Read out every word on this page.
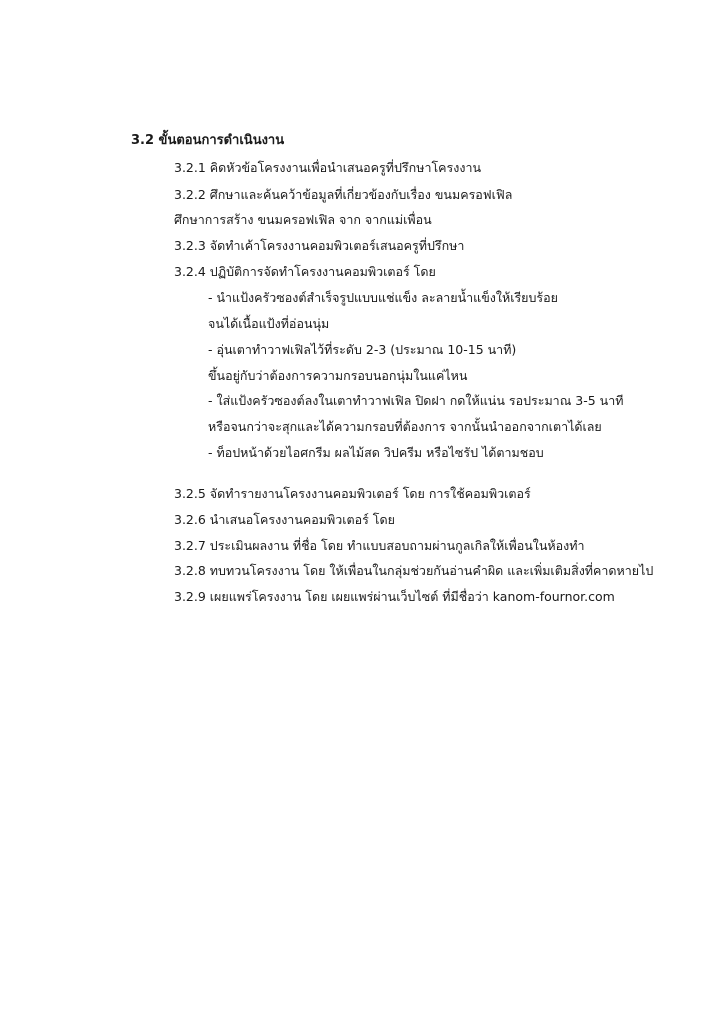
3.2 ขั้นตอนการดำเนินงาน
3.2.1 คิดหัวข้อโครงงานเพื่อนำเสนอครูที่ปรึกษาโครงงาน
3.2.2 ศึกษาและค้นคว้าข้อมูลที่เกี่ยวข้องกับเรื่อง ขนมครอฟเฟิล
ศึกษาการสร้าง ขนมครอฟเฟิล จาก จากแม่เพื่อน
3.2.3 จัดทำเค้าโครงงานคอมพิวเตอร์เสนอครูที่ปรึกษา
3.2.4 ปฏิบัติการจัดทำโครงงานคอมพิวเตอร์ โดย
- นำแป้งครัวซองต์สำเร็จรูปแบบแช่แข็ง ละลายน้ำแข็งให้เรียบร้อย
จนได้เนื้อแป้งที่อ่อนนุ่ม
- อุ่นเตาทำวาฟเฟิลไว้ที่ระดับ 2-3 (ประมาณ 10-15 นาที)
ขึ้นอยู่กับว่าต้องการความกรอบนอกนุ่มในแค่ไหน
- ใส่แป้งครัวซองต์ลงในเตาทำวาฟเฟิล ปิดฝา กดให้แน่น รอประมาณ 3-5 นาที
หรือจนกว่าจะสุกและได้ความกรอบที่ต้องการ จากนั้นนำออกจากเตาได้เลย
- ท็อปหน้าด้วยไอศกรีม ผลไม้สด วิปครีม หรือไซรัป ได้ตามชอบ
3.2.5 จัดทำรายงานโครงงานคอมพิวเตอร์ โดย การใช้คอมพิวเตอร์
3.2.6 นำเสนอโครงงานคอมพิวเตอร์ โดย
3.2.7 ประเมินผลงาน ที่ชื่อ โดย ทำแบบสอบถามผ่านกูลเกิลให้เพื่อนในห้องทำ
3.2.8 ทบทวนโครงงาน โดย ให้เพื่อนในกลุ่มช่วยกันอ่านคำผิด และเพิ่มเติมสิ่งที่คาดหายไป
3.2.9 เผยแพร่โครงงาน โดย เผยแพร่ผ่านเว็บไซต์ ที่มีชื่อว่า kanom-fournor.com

--

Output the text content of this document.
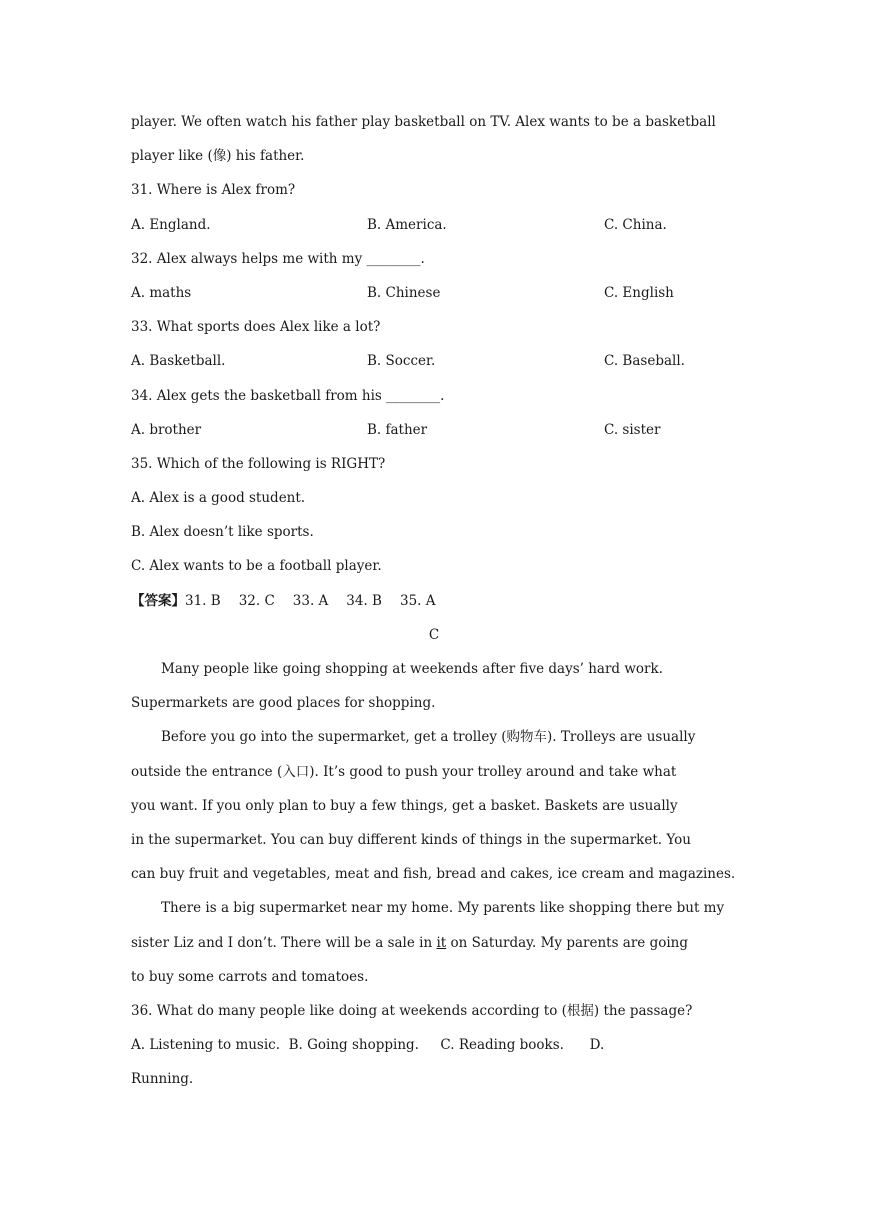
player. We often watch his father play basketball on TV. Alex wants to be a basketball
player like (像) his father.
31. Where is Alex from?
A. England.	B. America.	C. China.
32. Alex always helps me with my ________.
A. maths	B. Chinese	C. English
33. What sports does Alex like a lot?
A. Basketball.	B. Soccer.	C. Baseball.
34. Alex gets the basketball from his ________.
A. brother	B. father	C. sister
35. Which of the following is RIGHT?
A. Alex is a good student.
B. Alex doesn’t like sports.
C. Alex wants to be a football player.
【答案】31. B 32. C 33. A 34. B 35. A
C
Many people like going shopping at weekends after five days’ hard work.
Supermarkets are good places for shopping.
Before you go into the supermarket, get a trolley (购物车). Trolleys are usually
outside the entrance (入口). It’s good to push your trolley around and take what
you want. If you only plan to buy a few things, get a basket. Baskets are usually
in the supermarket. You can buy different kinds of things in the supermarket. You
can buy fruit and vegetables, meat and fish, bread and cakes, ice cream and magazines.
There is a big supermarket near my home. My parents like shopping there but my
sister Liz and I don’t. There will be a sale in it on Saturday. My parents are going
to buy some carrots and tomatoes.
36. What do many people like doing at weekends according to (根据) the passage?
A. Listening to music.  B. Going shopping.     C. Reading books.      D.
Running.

* * *

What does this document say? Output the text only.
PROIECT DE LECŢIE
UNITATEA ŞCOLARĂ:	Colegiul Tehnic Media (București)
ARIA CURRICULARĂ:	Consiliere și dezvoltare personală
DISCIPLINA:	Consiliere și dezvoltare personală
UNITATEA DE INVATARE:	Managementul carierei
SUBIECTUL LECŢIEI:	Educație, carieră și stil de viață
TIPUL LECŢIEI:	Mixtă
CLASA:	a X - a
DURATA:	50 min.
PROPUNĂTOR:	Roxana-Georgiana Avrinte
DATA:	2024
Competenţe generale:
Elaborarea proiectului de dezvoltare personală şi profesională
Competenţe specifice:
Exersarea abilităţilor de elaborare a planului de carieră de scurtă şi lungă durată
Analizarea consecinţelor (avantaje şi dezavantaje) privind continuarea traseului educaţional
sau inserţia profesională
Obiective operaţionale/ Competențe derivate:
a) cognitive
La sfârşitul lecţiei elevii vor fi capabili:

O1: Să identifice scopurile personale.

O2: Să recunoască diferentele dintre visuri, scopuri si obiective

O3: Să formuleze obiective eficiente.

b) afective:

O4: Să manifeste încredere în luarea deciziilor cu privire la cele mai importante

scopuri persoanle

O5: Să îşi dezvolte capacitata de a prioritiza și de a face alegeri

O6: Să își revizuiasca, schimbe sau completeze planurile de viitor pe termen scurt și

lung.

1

▸ **PROBLEM**
From the entries above, extract each line containing "usually".

▸ **EXERCISE RESULT**
Before you go into the supermarket, get a trolley (购物车). Trolleys are usually
you want. If you only plan to buy a few things, get a basket. Baskets are usually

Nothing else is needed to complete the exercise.